(What to do): Rewrite the material below as a JSON list of strings, with one string for each line and blank lines omitted.

start Provided records

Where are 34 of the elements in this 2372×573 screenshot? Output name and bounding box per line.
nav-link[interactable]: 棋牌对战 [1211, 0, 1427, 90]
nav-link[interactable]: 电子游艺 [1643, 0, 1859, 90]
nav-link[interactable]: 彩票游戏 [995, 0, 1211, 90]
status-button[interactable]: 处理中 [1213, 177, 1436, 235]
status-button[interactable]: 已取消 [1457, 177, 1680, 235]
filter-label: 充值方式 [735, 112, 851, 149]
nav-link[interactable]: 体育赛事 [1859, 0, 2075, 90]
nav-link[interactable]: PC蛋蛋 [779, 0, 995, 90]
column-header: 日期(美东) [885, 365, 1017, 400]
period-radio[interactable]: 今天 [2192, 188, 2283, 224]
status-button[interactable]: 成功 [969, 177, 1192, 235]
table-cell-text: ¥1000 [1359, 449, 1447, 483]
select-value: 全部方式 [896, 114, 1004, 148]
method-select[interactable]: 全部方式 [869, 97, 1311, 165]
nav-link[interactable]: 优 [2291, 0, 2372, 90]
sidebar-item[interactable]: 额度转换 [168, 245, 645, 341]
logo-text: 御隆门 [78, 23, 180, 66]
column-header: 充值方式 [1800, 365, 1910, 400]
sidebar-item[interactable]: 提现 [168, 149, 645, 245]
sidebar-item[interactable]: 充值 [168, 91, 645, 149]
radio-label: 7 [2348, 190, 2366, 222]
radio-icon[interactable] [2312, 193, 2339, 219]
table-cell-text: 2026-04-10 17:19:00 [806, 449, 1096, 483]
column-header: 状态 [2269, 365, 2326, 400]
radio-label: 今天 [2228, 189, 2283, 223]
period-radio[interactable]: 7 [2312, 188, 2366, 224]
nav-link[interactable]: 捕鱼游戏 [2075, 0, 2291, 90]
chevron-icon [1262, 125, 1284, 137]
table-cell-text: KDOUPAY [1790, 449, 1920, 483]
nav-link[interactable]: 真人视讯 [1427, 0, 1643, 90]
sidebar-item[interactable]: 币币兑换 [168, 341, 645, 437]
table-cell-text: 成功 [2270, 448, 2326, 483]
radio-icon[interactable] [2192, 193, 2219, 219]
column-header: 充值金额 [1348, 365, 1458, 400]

end Provided records

(Task response):
[
  "Where are 34 of the elements in this 2372×573 screenshot? Output name and bounding box per line.",
  "nav-link[interactable]: 棋牌对战 [1211, 0, 1427, 90]",
  "nav-link[interactable]: 电子游艺 [1643, 0, 1859, 90]",
  "nav-link[interactable]: 彩票游戏 [995, 0, 1211, 90]",
  "status-button[interactable]: 处理中 [1213, 177, 1436, 235]",
  "status-button[interactable]: 已取消 [1457, 177, 1680, 235]",
  "filter-label: 充值方式 [735, 112, 851, 149]",
  "nav-link[interactable]: 体育赛事 [1859, 0, 2075, 90]",
  "nav-link[interactable]: PC蛋蛋 [779, 0, 995, 90]",
  "column-header: 日期(美东) [885, 365, 1017, 400]",
  "period-radio[interactable]: 今天 [2192, 188, 2283, 224]",
  "status-button[interactable]: 成功 [969, 177, 1192, 235]",
  "table-cell-text: ¥1000 [1359, 449, 1447, 483]",
  "select-value: 全部方式 [896, 114, 1004, 148]",
  "method-select[interactable]: 全部方式 [869, 97, 1311, 165]",
  "nav-link[interactable]: 优 [2291, 0, 2372, 90]",
  "sidebar-item[interactable]: 额度转换 [168, 245, 645, 341]",
  "logo-text: 御隆门 [78, 23, 180, 66]",
  "column-header: 充值方式 [1800, 365, 1910, 400]",
  "sidebar-item[interactable]: 提现 [168, 149, 645, 245]",
  "sidebar-item[interactable]: 充值 [168, 91, 645, 149]",
  "radio-label: 7 [2348, 190, 2366, 222]",
  "radio-icon[interactable] [2312, 193, 2339, 219]",
  "table-cell-text: 2026-04-10 17:19:00 [806, 449, 1096, 483]",
  "column-header: 状态 [2269, 365, 2326, 400]",
  "radio-label: 今天 [2228, 189, 2283, 223]",
  "period-radio[interactable]: 7 [2312, 188, 2366, 224]",
  "nav-link[interactable]: 捕鱼游戏 [2075, 0, 2291, 90]",
  "chevron-icon [1262, 125, 1284, 137]",
  "table-cell-text: KDOUPAY [1790, 449, 1920, 483]",
  "nav-link[interactable]: 真人视讯 [1427, 0, 1643, 90]",
  "sidebar-item[interactable]: 币币兑换 [168, 341, 645, 437]",
  "table-cell-text: 成功 [2270, 448, 2326, 483]",
  "radio-icon[interactable] [2192, 193, 2219, 219]",
  "column-header: 充值金额 [1348, 365, 1458, 400]"
]